■ PROMPT ■
Extract each record and reproduce it exactly.

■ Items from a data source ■
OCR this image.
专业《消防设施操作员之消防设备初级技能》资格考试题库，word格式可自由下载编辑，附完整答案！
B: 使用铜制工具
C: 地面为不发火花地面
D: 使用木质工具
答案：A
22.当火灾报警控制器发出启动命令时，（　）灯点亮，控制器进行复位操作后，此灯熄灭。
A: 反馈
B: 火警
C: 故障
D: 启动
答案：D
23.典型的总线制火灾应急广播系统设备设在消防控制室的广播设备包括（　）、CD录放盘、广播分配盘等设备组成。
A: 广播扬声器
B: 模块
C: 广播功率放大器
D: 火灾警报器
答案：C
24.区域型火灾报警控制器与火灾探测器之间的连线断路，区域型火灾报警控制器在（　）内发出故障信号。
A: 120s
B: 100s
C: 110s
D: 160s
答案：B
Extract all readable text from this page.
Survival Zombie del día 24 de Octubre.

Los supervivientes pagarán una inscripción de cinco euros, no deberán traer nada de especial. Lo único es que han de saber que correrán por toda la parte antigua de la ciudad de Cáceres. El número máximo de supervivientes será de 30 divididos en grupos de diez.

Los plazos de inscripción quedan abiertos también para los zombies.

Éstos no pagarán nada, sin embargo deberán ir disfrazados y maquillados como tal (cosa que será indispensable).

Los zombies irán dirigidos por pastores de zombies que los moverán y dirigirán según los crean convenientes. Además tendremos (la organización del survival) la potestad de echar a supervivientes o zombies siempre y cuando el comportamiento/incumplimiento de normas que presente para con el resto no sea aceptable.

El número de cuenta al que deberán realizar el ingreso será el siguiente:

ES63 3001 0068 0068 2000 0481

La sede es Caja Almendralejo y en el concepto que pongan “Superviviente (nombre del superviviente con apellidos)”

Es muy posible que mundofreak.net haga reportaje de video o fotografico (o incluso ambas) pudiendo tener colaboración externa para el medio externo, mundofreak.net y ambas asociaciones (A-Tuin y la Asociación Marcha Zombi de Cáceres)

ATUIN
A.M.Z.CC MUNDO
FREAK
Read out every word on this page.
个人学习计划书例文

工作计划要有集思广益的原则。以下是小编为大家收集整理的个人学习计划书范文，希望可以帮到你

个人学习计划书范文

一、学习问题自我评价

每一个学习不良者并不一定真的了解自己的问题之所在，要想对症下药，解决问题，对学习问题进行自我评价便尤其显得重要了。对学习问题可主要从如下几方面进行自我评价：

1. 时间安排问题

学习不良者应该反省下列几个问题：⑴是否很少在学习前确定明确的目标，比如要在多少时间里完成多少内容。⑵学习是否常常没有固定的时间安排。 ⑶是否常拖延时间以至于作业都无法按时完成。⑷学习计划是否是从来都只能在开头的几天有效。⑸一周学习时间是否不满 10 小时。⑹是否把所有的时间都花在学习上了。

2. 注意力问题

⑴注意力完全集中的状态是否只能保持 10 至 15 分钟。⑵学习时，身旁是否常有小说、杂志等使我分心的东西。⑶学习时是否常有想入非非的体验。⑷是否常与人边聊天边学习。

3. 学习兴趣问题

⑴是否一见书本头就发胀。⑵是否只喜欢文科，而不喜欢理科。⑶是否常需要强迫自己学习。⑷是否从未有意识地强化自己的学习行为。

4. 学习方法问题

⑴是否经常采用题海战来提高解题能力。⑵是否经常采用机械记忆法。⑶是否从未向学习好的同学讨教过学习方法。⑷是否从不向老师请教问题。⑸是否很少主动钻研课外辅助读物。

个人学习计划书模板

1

■ WORKED ANSWER ■
OCR this image.
专业《消防设施操作员之消防设备初级技能》资格考试题库，word格式可自由下载编辑，附完整答案！
B: 使用铜制工具
C: 地面为不发火花地面
D: 使用木质工具
答案：A
22.当火灾报警控制器发出启动命令时，（　）灯点亮，控制器进行复位操作后，此灯熄灭。
A: 反馈
B: 火警
C: 故障
D: 启动
答案：D
23.典型的总线制火灾应急广播系统设备设在消防控制室的广播设备包括（　）、CD录放盘、广播分配盘等设备组成。
A: 广播扬声器
B: 模块
C: 广播功率放大器
D: 火灾警报器
答案：C
24.区域型火灾报警控制器与火灾探测器之间的连线断路，区域型火灾报警控制器在（　）内发出故障信号。
A: 120s
B: 100s
C: 110s
D: 160s
答案：B
Extract all readable text from this page.
Survival Zombie del día 24 de Octubre.

Los supervivientes pagarán una inscripción de cinco euros, no deberán traer nada de especial. Lo único es que han de saber que correrán por toda la parte antigua de la ciudad de Cáceres. El número máximo de supervivientes será de 30 divididos en grupos de diez.

Los plazos de inscripción quedan abiertos también para los zombies.

Éstos no pagarán nada, sin embargo deberán ir disfrazados y maquillados como tal (cosa que será indispensable).

Los zombies irán dirigidos por pastores de zombies que los moverán y dirigirán según los crean convenientes. Además tendremos (la organización del survival) la potestad de echar a supervivientes o zombies siempre y cuando el comportamiento/incumplimiento de normas que presente para con el resto no sea aceptable.

El número de cuenta al que deberán realizar el ingreso será el siguiente:

ES63 3001 0068 0068 2000 0481

La sede es Caja Almendralejo y en el concepto que pongan “Superviviente (nombre del superviviente con apellidos)”

Es muy posible que mundofreak.net haga reportaje de video o fotografico (o incluso ambas) pudiendo tener colaboración externa para el medio externo, mundofreak.net y ambas asociaciones (A-Tuin y la Asociación Marcha Zombi de Cáceres)

ATUIN
A.M.Z.CC MUNDO
FREAK
Read out every word on this page.
个人学习计划书例文

工作计划要有集思广益的原则。以下是小编为大家收集整理的个人学习计划书范文，希望可以帮到你

个人学习计划书范文

一、学习问题自我评价

每一个学习不良者并不一定真的了解自己的问题之所在，要想对症下药，解决问题，对学习问题进行自我评价便尤其显得重要了。对学习问题可主要从如下几方面进行自我评价：

1. 时间安排问题

学习不良者应该反省下列几个问题：⑴是否很少在学习前确定明确的目标，比如要在多少时间里完成多少内容。⑵学习是否常常没有固定的时间安排。 ⑶是否常拖延时间以至于作业都无法按时完成。⑷学习计划是否是从来都只能在开头的几天有效。⑸一周学习时间是否不满 10 小时。⑹是否把所有的时间都花在学习上了。

2. 注意力问题

⑴注意力完全集中的状态是否只能保持 10 至 15 分钟。⑵学习时，身旁是否常有小说、杂志等使我分心的东西。⑶学习时是否常有想入非非的体验。⑷是否常与人边聊天边学习。

3. 学习兴趣问题

⑴是否一见书本头就发胀。⑵是否只喜欢文科，而不喜欢理科。⑶是否常需要强迫自己学习。⑷是否从未有意识地强化自己的学习行为。

4. 学习方法问题

⑴是否经常采用题海战来提高解题能力。⑵是否经常采用机械记忆法。⑶是否从未向学习好的同学讨教过学习方法。⑷是否从不向老师请教问题。⑸是否很少主动钻研课外辅助读物。

个人学习计划书模板

1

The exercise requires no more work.